_Consigne_: Rédigez la suite du texte ci-dessous consacré à la pièce Flowers, en la faisant commencer après sa dernière phrase.

_Passage extrait_:

Flowers s’ouvre sur un pas de deux…

La pièce s’ouvre en compagnie d’un duo masculin composé de Lysandre Korelis et moi-même. Il se déploie sur le paysage sonore estival piano-guitare composé par Jonathan Soucasse.

Pour donner suite à une période pandémique, où les contacts entre les êtres furent souvent drastiquement restreints et contraints et voyant l’autre mis à part, il me tenait à cœur d’imaginer une partie d’attraction magnétique entre les danseurs.

C’est une façon de créer une relation plurielle par la danse. Soit une manière urgente de retrouver la sensation du toucher, faire l’expérience d’une grande proximité. Les mouvements se partagent entre douceur et puissance, moment calmes et périodes plus électriques.

Deux hommes créent un moment de leur vie en faisant retour sur l’émotion durant une quinzaine de minutes. Ce pas de deux est suivi d’un autre duo, lui avec Alison Adnet d’abord plus timide et dans un style dansé différent, puis d’un quatuor.

_Enregistrements présentés_:
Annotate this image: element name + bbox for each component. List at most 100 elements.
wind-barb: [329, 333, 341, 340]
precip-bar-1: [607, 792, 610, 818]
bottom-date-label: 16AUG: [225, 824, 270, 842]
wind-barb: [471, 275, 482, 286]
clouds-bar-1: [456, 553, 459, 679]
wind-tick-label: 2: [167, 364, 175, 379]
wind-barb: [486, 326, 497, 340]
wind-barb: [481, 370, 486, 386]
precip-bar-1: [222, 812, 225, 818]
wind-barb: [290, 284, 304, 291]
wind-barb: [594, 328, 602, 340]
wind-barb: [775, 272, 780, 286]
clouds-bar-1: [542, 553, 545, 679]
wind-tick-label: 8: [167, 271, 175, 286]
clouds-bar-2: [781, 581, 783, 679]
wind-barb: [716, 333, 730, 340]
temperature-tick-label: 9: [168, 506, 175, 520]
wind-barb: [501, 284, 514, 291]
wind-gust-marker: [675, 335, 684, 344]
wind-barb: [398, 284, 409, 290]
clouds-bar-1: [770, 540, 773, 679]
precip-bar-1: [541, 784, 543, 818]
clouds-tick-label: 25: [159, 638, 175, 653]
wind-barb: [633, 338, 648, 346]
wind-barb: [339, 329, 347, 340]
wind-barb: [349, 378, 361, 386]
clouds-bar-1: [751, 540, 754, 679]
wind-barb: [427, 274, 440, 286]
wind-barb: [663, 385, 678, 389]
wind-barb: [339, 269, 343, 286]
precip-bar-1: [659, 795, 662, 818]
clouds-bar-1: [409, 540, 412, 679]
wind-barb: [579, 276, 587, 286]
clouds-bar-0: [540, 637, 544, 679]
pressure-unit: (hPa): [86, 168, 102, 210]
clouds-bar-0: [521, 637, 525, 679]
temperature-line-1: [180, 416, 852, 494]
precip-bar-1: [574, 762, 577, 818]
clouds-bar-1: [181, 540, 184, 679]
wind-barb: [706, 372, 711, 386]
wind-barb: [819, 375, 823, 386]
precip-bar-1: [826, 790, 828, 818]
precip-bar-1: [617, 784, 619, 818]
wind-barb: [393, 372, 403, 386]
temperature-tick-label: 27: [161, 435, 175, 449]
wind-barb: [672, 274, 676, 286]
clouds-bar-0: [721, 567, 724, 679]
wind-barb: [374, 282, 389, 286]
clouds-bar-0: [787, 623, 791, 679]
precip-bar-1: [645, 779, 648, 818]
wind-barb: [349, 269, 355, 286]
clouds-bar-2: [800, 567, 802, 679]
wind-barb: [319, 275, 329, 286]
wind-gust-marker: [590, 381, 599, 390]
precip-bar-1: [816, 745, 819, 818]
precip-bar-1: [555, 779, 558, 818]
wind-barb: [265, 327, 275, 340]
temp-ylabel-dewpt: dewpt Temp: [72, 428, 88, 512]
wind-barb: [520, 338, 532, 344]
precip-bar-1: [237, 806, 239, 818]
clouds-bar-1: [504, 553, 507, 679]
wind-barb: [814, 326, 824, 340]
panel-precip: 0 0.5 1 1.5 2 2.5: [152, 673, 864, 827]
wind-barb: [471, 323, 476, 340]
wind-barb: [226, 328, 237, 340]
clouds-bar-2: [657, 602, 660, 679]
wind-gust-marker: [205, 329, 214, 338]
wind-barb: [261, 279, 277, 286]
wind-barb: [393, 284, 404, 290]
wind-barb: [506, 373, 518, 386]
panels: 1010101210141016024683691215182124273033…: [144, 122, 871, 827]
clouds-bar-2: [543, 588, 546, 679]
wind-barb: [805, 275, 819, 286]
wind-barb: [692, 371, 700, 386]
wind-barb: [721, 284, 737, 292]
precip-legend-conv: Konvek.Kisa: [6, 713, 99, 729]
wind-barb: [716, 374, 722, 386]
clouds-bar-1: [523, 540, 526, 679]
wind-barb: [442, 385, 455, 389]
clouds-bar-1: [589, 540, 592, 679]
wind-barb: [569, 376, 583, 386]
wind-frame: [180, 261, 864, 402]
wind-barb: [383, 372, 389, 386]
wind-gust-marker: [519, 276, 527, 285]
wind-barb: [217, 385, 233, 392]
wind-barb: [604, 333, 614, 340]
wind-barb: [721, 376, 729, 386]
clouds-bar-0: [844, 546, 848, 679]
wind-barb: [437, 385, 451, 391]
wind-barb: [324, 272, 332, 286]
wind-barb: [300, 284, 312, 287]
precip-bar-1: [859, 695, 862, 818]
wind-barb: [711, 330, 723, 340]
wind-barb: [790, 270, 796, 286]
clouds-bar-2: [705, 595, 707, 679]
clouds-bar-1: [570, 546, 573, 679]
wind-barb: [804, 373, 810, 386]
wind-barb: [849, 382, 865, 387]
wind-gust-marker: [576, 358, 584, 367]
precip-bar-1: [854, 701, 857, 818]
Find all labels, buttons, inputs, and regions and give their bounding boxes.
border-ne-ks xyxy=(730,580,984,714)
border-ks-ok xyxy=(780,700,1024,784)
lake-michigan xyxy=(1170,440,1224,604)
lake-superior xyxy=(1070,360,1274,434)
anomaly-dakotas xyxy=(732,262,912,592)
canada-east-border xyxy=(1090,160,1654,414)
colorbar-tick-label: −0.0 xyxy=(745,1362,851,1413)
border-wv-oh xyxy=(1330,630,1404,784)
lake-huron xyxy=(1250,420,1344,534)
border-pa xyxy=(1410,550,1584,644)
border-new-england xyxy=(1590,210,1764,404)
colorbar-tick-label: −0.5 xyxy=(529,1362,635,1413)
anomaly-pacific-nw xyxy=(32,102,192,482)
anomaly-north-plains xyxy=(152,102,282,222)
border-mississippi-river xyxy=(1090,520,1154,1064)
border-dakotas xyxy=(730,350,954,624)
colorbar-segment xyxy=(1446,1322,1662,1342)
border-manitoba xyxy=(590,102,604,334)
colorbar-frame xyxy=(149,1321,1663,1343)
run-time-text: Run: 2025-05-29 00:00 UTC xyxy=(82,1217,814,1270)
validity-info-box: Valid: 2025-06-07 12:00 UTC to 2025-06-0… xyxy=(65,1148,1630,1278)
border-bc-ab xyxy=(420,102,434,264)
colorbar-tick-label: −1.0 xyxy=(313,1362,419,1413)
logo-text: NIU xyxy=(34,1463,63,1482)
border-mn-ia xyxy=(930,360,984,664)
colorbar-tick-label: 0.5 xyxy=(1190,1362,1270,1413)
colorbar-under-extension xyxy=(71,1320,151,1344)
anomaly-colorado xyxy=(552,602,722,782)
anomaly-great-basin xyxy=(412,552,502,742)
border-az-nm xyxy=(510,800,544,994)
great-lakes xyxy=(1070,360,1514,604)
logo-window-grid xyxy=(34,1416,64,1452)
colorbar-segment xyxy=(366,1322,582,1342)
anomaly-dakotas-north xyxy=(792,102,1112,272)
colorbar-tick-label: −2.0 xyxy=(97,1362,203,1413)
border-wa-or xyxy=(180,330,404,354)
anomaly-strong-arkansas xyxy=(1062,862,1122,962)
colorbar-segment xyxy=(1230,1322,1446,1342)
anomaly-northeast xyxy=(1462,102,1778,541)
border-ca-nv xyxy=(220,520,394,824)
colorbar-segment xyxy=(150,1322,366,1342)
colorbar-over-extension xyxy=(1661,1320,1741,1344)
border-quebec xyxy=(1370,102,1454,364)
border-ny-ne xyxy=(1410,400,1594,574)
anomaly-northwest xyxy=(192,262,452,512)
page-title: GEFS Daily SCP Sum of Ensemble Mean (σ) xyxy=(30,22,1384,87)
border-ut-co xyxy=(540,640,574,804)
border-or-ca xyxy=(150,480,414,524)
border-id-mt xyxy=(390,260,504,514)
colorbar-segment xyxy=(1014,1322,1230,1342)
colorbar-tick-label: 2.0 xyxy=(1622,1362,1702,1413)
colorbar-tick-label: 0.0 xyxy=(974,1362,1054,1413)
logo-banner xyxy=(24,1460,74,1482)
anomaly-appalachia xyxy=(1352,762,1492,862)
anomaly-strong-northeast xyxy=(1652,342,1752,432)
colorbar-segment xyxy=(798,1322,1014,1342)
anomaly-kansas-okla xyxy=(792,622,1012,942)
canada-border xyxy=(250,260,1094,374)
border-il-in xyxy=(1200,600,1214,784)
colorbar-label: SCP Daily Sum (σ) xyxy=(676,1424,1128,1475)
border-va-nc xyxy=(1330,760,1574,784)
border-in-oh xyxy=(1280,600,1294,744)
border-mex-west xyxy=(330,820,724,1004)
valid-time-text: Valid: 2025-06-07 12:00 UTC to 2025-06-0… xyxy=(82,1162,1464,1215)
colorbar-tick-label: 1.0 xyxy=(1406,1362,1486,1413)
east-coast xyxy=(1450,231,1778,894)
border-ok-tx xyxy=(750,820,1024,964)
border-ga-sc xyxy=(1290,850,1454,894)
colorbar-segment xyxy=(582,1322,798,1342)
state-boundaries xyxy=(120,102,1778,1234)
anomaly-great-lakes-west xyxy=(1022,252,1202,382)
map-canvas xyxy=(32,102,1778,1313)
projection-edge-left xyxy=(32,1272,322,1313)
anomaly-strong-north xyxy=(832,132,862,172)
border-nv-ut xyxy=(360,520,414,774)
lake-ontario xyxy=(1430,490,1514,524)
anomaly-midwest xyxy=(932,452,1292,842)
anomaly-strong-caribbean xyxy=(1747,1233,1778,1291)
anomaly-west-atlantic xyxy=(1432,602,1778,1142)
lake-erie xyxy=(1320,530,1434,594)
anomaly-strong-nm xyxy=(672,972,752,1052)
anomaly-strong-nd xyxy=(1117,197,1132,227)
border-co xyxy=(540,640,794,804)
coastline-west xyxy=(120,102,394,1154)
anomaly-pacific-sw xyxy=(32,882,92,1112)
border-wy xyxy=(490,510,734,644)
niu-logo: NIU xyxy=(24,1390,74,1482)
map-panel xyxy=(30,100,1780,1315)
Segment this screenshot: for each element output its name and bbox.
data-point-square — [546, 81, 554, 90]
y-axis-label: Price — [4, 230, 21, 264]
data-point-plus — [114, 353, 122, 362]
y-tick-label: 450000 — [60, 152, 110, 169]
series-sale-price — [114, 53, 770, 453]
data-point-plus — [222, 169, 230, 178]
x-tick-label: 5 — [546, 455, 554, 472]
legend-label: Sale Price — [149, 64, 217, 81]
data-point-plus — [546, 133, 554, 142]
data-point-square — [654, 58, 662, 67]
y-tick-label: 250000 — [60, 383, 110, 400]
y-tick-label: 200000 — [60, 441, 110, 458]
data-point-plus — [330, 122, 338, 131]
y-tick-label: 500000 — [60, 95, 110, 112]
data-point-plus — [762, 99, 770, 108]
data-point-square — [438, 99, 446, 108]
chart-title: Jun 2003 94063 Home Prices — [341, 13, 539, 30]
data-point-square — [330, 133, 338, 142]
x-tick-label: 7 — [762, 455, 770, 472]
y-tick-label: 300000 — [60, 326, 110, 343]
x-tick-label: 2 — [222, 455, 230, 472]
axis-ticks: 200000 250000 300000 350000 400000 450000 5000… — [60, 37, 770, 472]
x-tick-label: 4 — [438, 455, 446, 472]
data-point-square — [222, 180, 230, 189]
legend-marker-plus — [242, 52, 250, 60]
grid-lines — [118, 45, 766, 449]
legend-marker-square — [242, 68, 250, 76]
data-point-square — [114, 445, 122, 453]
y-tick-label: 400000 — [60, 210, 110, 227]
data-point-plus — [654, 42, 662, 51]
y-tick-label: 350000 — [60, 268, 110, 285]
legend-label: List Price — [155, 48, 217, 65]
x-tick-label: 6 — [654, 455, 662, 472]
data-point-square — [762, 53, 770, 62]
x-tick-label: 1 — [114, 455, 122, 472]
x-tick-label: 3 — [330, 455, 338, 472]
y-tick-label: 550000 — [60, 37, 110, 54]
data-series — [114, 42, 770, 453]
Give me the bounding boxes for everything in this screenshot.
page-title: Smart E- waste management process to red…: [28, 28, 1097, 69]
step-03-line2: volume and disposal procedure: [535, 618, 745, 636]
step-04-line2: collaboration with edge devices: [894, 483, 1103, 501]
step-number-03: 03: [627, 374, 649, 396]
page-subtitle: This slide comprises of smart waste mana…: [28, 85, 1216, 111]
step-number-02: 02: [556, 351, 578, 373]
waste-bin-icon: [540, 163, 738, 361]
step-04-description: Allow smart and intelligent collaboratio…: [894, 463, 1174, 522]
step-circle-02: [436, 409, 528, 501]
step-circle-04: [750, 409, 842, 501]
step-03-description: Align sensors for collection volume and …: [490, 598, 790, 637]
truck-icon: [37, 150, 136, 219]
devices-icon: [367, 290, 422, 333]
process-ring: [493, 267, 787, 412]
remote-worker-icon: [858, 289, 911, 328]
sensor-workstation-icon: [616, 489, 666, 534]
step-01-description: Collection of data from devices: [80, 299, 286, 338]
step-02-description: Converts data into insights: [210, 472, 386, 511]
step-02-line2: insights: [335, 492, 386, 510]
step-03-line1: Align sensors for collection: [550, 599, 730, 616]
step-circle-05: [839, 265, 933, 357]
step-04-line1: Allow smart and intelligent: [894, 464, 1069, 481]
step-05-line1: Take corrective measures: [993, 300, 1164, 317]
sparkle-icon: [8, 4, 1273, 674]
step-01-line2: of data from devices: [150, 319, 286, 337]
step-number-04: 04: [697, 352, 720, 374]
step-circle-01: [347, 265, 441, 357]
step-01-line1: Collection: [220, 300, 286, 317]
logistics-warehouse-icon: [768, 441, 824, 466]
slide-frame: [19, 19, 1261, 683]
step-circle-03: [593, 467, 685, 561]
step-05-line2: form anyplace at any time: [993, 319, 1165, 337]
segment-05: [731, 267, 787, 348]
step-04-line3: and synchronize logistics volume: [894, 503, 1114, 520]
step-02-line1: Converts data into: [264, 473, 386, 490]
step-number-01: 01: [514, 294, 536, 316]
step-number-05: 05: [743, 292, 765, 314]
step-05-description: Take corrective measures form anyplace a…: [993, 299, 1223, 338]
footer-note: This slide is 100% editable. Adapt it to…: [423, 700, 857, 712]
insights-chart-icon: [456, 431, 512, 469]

_Réponse_:
Votre chorégraphie semble inspirée par des concepts scientifiques, la biologie moléculaire et la physique des atomes.

Ce parallèle me parle beaucoup. Il remonte à mes études, il y a une quinzaine d’années.

J’ai toujours été passionné au plan moléculaire par le mouvement double, fusionner et se fissurer. En partant de cette attraction entre les molécules, la danse se base sur l’infiniment petit moléculaire et des atomes. Du coup, plusieurs séquences de Flowers participent de cette envie d’être ensemble, connecté.es.





Vous évoquez aussi la Gare de Shinjuku à Tokyo, la station ferroviaire la plus fréquentée au monde.

Dans ce lieu à multiples niveaux, j’ai adoré me retrouver constamment dans des courbes, flux et flots. Si tout le monde semble connaître sa destination, l’on ne sait où vont les autres. L’ensemble de ces croisements et marches fonctionnent naturellement.

Cela vit constamment sans que personne ne se parle ou se coordonne. C’est d’une simplicité organique exceptionnelle. Il s’agit d’une architecture et d’une organisation complexes forte de multiples galeries, chemins possibles, mais la réalisation est claire et limpide. Aucune question n’est à se poser.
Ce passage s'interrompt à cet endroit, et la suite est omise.